» Required work: The reply must repeat each entry exactly and contain no pictures.

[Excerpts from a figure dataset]
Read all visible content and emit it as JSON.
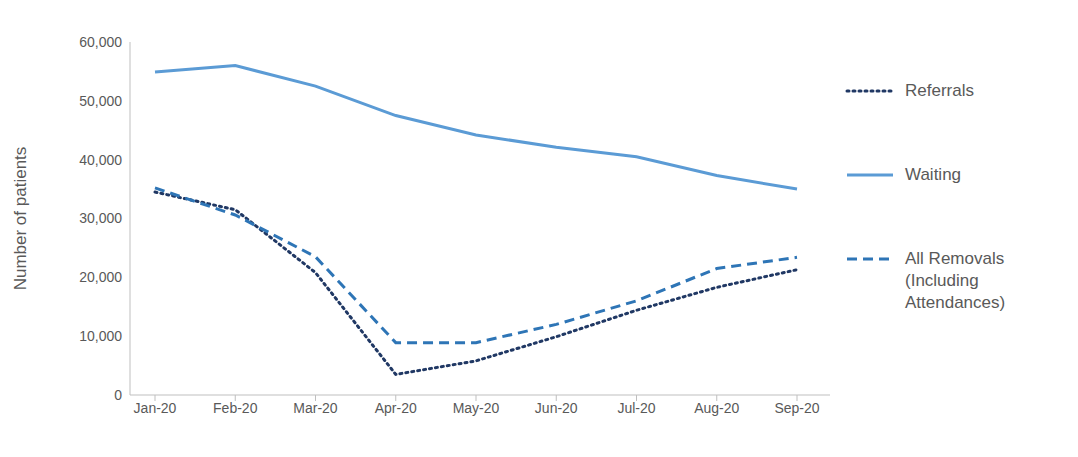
{
  "chart_data": {
    "type": "line",
    "categories": [
      "Jan-20",
      "Feb-20",
      "Mar-20",
      "Apr-20",
      "May-20",
      "Jun-20",
      "Jul-20",
      "Aug-20",
      "Sep-20"
    ],
    "series": [
      {
        "name": "Referrals",
        "color": "#203864",
        "line_style": "dotted",
        "values": [
          34500,
          31500,
          20800,
          3500,
          5800,
          9900,
          14400,
          18300,
          21300
        ]
      },
      {
        "name": "Waiting",
        "color": "#5b9bd5",
        "line_style": "solid",
        "values": [
          54900,
          56000,
          52500,
          47500,
          44200,
          42100,
          40500,
          37300,
          35000
        ]
      },
      {
        "name": "All Removals (Including Attendances)",
        "color": "#2e75b6",
        "line_style": "dashed",
        "values": [
          35200,
          30600,
          23500,
          8900,
          8900,
          12000,
          16000,
          21500,
          23400
        ]
      }
    ],
    "y_label": "Number of patients",
    "ylim": [
      0,
      60000
    ],
    "yticks": [
      0,
      {
        "value": 10000,
        "label": "10,000"
      },
      {
        "value": 20000,
        "label": "20,000"
      },
      {
        "value": 30000,
        "label": "30,000"
      },
      {
        "value": 40000,
        "label": "40,000"
      },
      {
        "value": 50000,
        "label": "50,000"
      },
      {
        "value": 60000,
        "label": "60,000"
      }
    ],
    "grid": false,
    "legend": "right"
  }
}
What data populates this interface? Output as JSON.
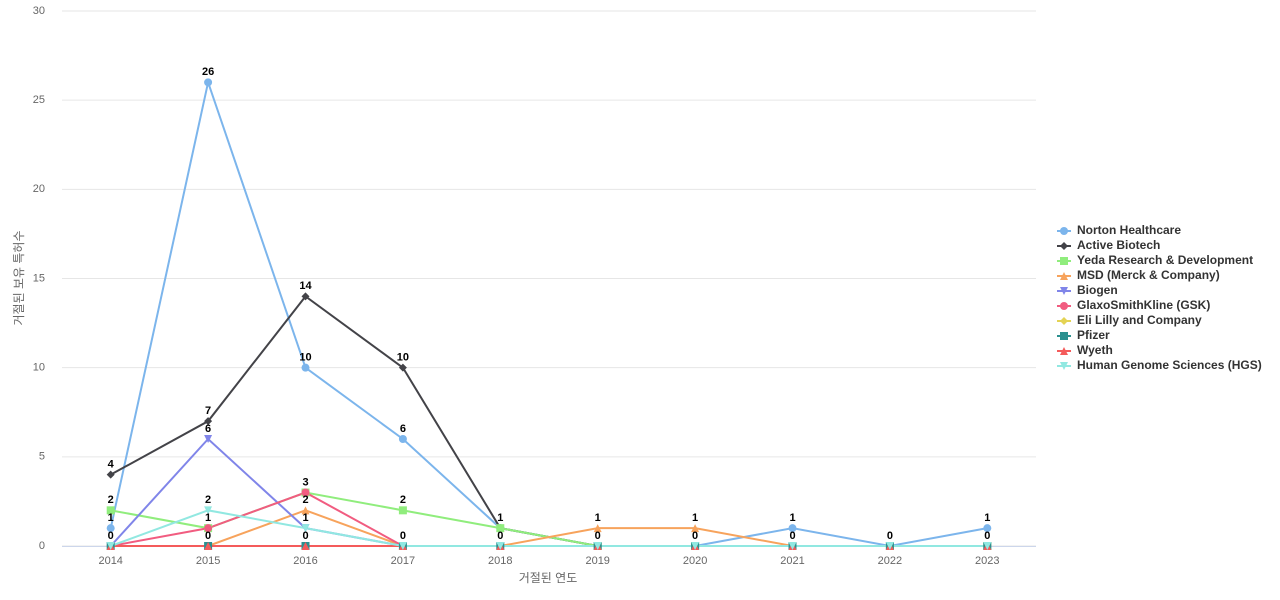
{
  "chart_data": {
    "type": "line",
    "x_label": "거절된 연도",
    "y_label": "거절된 보유 특허수",
    "categories": [
      "2014",
      "2015",
      "2016",
      "2017",
      "2018",
      "2019",
      "2020",
      "2021",
      "2022",
      "2023"
    ],
    "ylim": [
      0,
      30
    ],
    "yticks": [
      0,
      5,
      10,
      15,
      20,
      25,
      30
    ],
    "grid": true,
    "legend": "right",
    "series": [
      {
        "name": "Norton Healthcare",
        "color": "#7cb5ec",
        "marker": "circle",
        "values": [
          1,
          26,
          10,
          6,
          1,
          0,
          0,
          1,
          0,
          1
        ]
      },
      {
        "name": "Active Biotech",
        "color": "#434348",
        "marker": "diamond",
        "values": [
          4,
          7,
          14,
          10,
          1,
          0,
          0,
          0,
          0,
          0
        ]
      },
      {
        "name": "Yeda Research & Development",
        "color": "#90ed7d",
        "marker": "square",
        "values": [
          2,
          1,
          3,
          2,
          1,
          0,
          0,
          0,
          0,
          0
        ]
      },
      {
        "name": "MSD (Merck & Company)",
        "color": "#f7a35c",
        "marker": "triangle",
        "values": [
          0,
          0,
          2,
          0,
          0,
          1,
          1,
          0,
          0,
          0
        ]
      },
      {
        "name": "Biogen",
        "color": "#8085e9",
        "marker": "triangle-down",
        "values": [
          0,
          6,
          1,
          0,
          0,
          0,
          0,
          0,
          0,
          0
        ]
      },
      {
        "name": "GlaxoSmithKline (GSK)",
        "color": "#f15c80",
        "marker": "circle",
        "values": [
          0,
          1,
          3,
          0,
          0,
          0,
          0,
          0,
          0,
          0
        ]
      },
      {
        "name": "Eli Lilly and Company",
        "color": "#e4d354",
        "marker": "diamond",
        "values": [
          0,
          0,
          0,
          0,
          0,
          0,
          0,
          0,
          0,
          0
        ]
      },
      {
        "name": "Pfizer",
        "color": "#2b908f",
        "marker": "square",
        "values": [
          0,
          0,
          0,
          0,
          0,
          0,
          0,
          0,
          0,
          0
        ]
      },
      {
        "name": "Wyeth",
        "color": "#f45b5b",
        "marker": "triangle",
        "values": [
          0,
          0,
          0,
          0,
          0,
          0,
          0,
          0,
          0,
          0
        ]
      },
      {
        "name": "Human Genome Sciences (HGS)",
        "color": "#91e8e1",
        "marker": "triangle-down",
        "values": [
          0,
          2,
          1,
          0,
          0,
          0,
          0,
          0,
          0,
          0
        ]
      }
    ]
  }
}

» Output for this task:
Read all visible content and emit it as JSON.
{
  "chart_data": {
    "type": "line",
    "categories": [
      "Jan-20",
      "Feb-20",
      "Mar-20",
      "Apr-20",
      "May-20",
      "Jun-20",
      "Jul-20",
      "Aug-20",
      "Sep-20"
    ],
    "series": [
      {
        "name": "Referrals",
        "color": "#203864",
        "line_style": "dotted",
        "values": [
          34500,
          31500,
          20800,
          3500,
          5800,
          9900,
          14400,
          18300,
          21300
        ]
      },
      {
        "name": "Waiting",
        "color": "#5b9bd5",
        "line_style": "solid",
        "values": [
          54900,
          56000,
          52500,
          47500,
          44200,
          42100,
          40500,
          37300,
          35000
        ]
      },
      {
        "name": "All Removals (Including Attendances)",
        "color": "#2e75b6",
        "line_style": "dashed",
        "values": [
          35200,
          30600,
          23500,
          8900,
          8900,
          12000,
          16000,
          21500,
          23400
        ]
      }
    ],
    "y_label": "Number of patients",
    "ylim": [
      0,
      60000
    ],
    "yticks": [
      0,
      {
        "value": 10000,
        "label": "10,000"
      },
      {
        "value": 20000,
        "label": "20,000"
      },
      {
        "value": 30000,
        "label": "30,000"
      },
      {
        "value": 40000,
        "label": "40,000"
      },
      {
        "value": 50000,
        "label": "50,000"
      },
      {
        "value": 60000,
        "label": "60,000"
      }
    ],
    "grid": false,
    "legend": "right"
  }
}
What data populates this interface? Output as JSON.
{
  "chart_data": {
    "type": "line",
    "x_label": "거절된 연도",
    "y_label": "거절된 보유 특허수",
    "categories": [
      "2014",
      "2015",
      "2016",
      "2017",
      "2018",
      "2019",
      "2020",
      "2021",
      "2022",
      "2023"
    ],
    "ylim": [
      0,
      30
    ],
    "yticks": [
      0,
      5,
      10,
      15,
      20,
      25,
      30
    ],
    "grid": true,
    "legend": "right",
    "series": [
      {
        "name": "Norton Healthcare",
        "color": "#7cb5ec",
        "marker": "circle",
        "values": [
          1,
          26,
          10,
          6,
          1,
          0,
          0,
          1,
          0,
          1
        ]
      },
      {
        "name": "Active Biotech",
        "color": "#434348",
        "marker": "diamond",
        "values": [
          4,
          7,
          14,
          10,
          1,
          0,
          0,
          0,
          0,
          0
        ]
      },
      {
        "name": "Yeda Research & Development",
        "color": "#90ed7d",
        "marker": "square",
        "values": [
          2,
          1,
          3,
          2,
          1,
          0,
          0,
          0,
          0,
          0
        ]
      },
      {
        "name": "MSD (Merck & Company)",
        "color": "#f7a35c",
        "marker": "triangle",
        "values": [
          0,
          0,
          2,
          0,
          0,
          1,
          1,
          0,
          0,
          0
        ]
      },
      {
        "name": "Biogen",
        "color": "#8085e9",
        "marker": "triangle-down",
        "values": [
          0,
          6,
          1,
          0,
          0,
          0,
          0,
          0,
          0,
          0
        ]
      },
      {
        "name": "GlaxoSmithKline (GSK)",
        "color": "#f15c80",
        "marker": "circle",
        "values": [
          0,
          1,
          3,
          0,
          0,
          0,
          0,
          0,
          0,
          0
        ]
      },
      {
        "name": "Eli Lilly and Company",
        "color": "#e4d354",
        "marker": "diamond",
        "values": [
          0,
          0,
          0,
          0,
          0,
          0,
          0,
          0,
          0,
          0
        ]
      },
      {
        "name": "Pfizer",
        "color": "#2b908f",
        "marker": "square",
        "values": [
          0,
          0,
          0,
          0,
          0,
          0,
          0,
          0,
          0,
          0
        ]
      },
      {
        "name": "Wyeth",
        "color": "#f45b5b",
        "marker": "triangle",
        "values": [
          0,
          0,
          0,
          0,
          0,
          0,
          0,
          0,
          0,
          0
        ]
      },
      {
        "name": "Human Genome Sciences (HGS)",
        "color": "#91e8e1",
        "marker": "triangle-down",
        "values": [
          0,
          2,
          1,
          0,
          0,
          0,
          0,
          0,
          0,
          0
        ]
      }
    ]
  }
}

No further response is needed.